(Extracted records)
+---+

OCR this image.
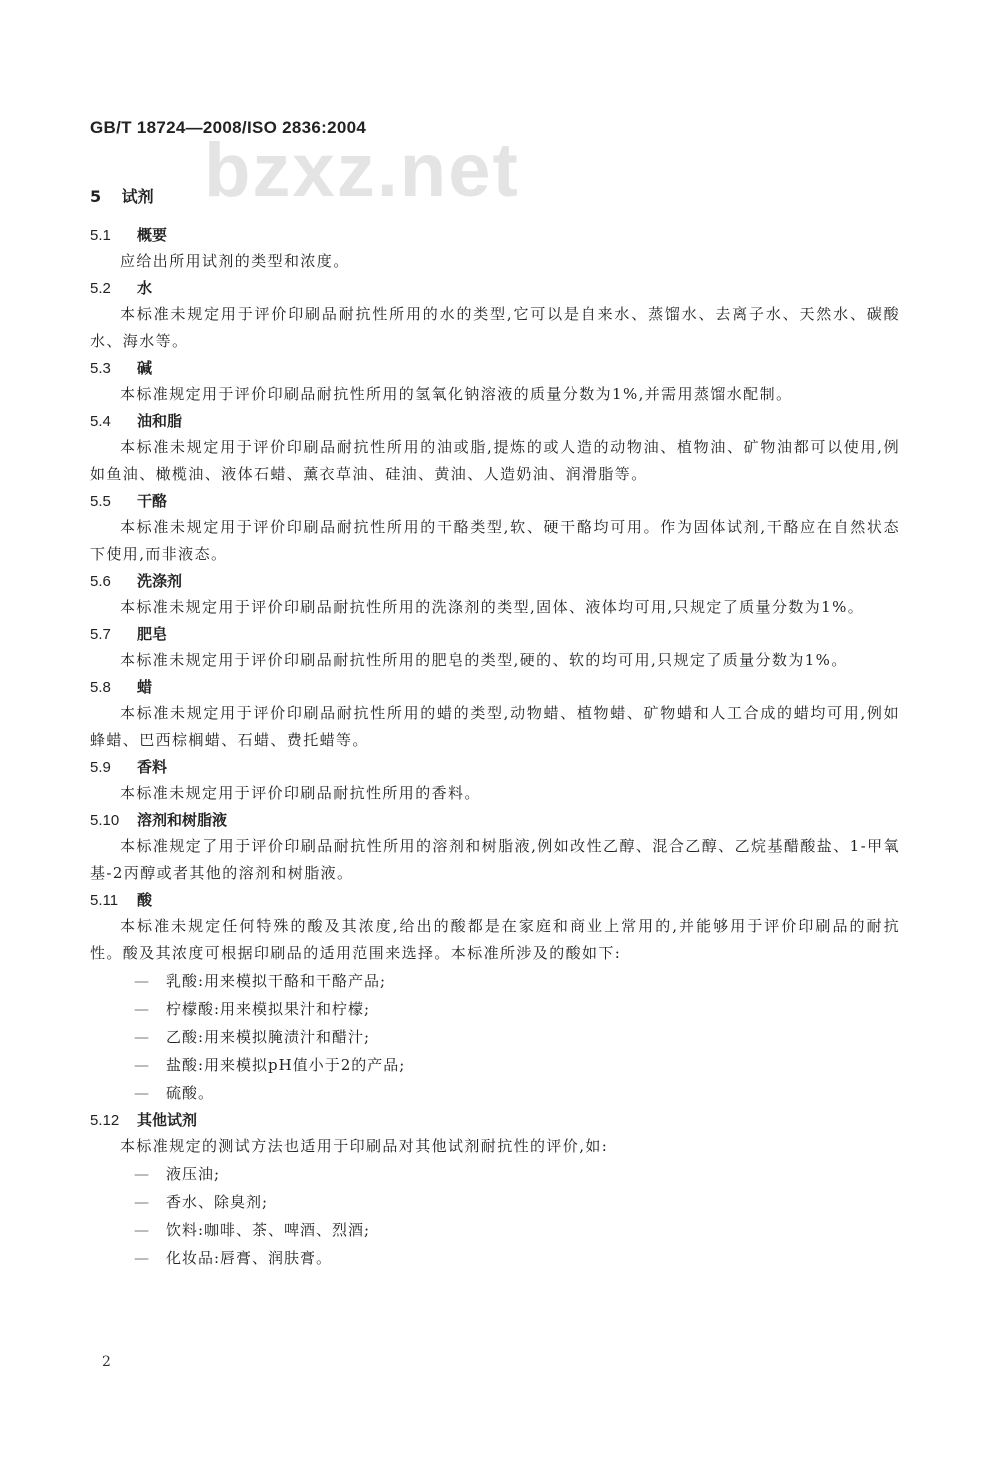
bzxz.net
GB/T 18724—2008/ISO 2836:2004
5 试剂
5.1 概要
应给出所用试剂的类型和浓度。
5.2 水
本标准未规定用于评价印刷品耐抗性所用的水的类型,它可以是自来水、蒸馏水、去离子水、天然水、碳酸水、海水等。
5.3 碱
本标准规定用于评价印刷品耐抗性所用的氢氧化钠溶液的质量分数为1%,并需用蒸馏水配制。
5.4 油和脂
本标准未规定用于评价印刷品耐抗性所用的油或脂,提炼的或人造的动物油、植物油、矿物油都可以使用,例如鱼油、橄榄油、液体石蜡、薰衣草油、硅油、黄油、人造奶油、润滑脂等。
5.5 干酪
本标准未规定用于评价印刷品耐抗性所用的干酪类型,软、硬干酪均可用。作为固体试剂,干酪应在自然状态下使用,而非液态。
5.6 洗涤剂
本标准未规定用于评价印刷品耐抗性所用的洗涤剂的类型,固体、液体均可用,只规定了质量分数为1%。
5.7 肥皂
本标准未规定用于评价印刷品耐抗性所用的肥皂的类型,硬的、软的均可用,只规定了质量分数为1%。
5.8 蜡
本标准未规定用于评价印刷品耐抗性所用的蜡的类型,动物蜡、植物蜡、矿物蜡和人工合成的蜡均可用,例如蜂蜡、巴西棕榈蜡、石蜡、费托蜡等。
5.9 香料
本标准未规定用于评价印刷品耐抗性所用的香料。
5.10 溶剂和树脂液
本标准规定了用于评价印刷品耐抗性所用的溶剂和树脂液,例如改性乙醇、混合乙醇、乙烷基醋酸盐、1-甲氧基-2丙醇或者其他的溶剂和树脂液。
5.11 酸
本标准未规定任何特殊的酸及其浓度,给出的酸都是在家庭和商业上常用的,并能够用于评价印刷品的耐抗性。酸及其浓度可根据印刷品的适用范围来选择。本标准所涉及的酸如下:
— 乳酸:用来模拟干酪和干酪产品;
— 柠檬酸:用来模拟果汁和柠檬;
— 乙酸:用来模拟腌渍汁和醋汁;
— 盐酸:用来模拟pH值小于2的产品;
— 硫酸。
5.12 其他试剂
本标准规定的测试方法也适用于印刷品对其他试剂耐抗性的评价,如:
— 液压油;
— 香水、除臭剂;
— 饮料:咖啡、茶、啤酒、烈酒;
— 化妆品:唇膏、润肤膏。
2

+---+

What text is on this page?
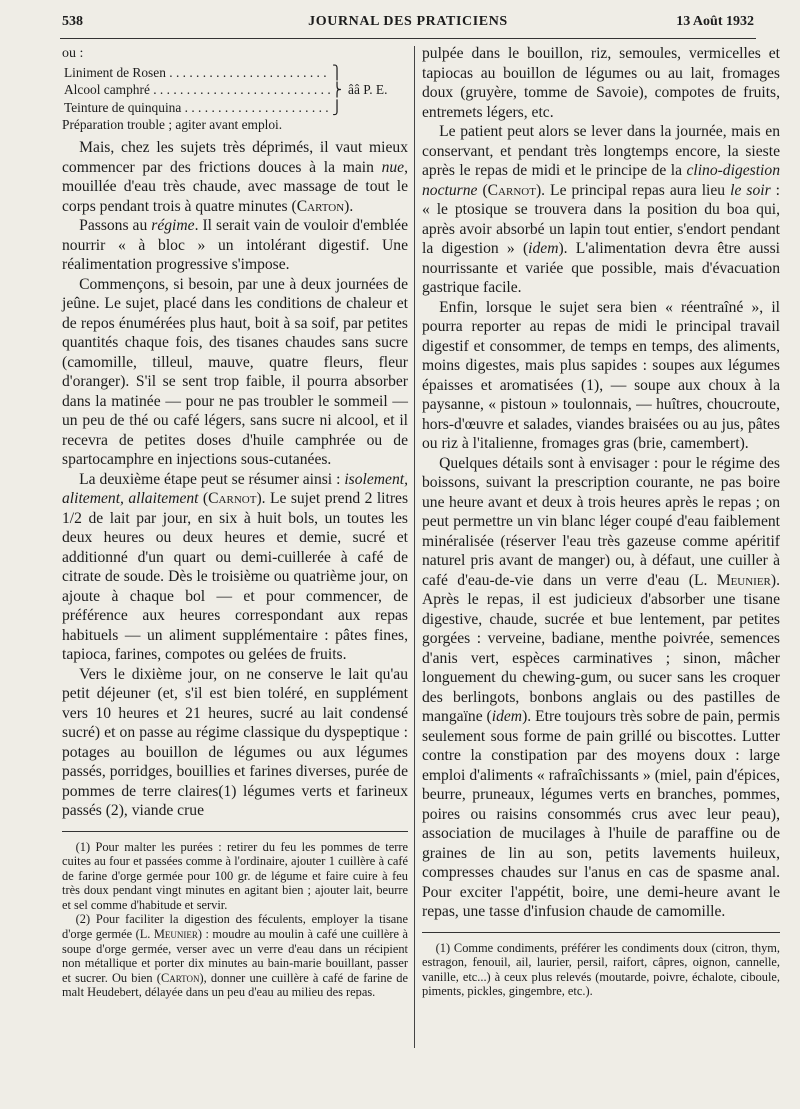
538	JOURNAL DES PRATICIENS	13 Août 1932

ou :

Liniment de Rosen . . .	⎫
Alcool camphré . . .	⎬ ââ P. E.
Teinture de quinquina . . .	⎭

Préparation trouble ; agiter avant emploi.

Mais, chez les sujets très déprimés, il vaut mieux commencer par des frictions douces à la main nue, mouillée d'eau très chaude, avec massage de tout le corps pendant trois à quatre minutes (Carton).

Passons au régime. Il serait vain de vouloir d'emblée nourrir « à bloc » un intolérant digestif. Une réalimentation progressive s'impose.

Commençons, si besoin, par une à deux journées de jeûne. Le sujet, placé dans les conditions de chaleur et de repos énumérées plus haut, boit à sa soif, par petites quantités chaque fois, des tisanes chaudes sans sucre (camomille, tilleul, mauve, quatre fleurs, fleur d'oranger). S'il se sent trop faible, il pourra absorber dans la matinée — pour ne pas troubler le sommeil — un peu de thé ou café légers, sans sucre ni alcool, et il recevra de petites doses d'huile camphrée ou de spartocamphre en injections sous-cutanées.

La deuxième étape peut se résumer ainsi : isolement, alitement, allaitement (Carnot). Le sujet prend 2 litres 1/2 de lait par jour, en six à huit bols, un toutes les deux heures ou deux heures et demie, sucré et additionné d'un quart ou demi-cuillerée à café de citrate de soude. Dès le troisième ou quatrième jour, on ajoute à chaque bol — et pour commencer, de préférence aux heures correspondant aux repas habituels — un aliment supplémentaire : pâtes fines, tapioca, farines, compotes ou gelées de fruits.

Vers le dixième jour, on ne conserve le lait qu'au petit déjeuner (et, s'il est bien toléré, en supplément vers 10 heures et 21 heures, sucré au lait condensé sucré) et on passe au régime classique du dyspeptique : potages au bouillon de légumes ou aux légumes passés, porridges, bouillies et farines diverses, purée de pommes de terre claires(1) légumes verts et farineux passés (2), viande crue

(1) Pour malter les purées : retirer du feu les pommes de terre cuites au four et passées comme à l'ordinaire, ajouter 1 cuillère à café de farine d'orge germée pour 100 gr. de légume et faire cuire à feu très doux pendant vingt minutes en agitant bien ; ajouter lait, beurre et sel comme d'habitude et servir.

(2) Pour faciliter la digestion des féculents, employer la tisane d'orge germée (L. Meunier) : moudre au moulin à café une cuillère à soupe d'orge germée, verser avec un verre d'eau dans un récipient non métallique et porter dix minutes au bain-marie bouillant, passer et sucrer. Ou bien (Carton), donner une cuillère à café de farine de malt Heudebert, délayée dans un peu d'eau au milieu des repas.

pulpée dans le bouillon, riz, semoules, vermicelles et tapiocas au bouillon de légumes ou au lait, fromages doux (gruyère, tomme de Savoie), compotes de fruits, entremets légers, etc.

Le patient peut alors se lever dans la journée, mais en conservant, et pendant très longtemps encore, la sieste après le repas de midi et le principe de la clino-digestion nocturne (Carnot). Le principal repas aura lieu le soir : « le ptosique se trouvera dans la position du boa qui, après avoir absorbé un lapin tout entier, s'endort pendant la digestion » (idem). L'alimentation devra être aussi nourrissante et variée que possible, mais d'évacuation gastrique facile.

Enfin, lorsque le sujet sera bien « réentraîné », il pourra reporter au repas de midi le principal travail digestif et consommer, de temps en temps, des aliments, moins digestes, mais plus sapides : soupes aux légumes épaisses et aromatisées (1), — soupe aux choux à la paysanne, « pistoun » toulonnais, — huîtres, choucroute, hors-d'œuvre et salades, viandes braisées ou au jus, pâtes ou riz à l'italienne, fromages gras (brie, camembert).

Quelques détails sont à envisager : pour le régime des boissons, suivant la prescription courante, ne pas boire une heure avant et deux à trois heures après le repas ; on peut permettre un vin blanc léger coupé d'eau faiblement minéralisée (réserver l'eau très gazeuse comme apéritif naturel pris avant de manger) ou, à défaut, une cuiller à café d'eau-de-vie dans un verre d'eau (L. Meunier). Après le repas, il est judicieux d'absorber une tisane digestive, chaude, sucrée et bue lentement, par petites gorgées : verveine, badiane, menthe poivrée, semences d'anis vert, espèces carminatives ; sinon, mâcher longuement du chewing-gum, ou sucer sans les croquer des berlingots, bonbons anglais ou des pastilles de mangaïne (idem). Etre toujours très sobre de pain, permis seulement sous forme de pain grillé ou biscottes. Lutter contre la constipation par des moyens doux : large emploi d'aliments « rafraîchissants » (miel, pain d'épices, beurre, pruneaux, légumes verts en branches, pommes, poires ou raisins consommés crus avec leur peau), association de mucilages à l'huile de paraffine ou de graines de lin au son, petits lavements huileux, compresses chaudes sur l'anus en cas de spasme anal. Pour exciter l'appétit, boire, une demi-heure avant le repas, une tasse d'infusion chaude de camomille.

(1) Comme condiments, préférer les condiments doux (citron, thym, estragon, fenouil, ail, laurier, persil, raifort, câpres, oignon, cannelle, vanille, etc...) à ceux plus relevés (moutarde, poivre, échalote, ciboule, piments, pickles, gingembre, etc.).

+---+

EXERCISE |
Each line above that includes "idem" should be shown.

FINAL ANSWER |
Le patient peut alors se lever dans la journée, mais en conservant, et pendant très longtemps encore, la sieste après le repas de midi et le principe de la clino-digestion nocturne (Carnot). Le principal repas aura lieu le soir : « le ptosique se trouvera dans la position du boa qui, après avoir absorbé un lapin tout entier, s'endort pendant la digestion » (idem). L'alimentation devra être aussi nourrissante et variée que possible, mais d'évacuation gastrique facile.
Quelques détails sont à envisager : pour le régime des boissons, suivant la prescription courante, ne pas boire une heure avant et deux à trois heures après le repas ; on peut permettre un vin blanc léger coupé d'eau faiblement minéralisée (réserver l'eau très gazeuse comme apéritif naturel pris avant de manger) ou, à défaut, une cuiller à café d'eau-de-vie dans un verre d'eau (L. Meunier). Après le repas, il est judicieux d'absorber une tisane digestive, chaude, sucrée et bue lentement, par petites gorgées : verveine, badiane, menthe poivrée, semences d'anis vert, espèces carminatives ; sinon, mâcher longuement du chewing-gum, ou sucer sans les croquer des berlingots, bonbons anglais ou des pastilles de mangaïne (idem). Etre toujours très sobre de pain, permis seulement sous forme de pain grillé ou biscottes. Lutter contre la constipation par des moyens doux : large emploi d'aliments « rafraîchissants » (miel, pain d'épices, beurre, pruneaux, légumes verts en branches, pommes, poires ou raisins consommés crus avec leur peau), association de mucilages à l'huile de paraffine ou de graines de lin au son, petits lavements huileux, compresses chaudes sur l'anus en cas de spasme anal. Pour exciter l'appétit, boire, une demi-heure avant le repas, une tasse d'infusion chaude de camomille.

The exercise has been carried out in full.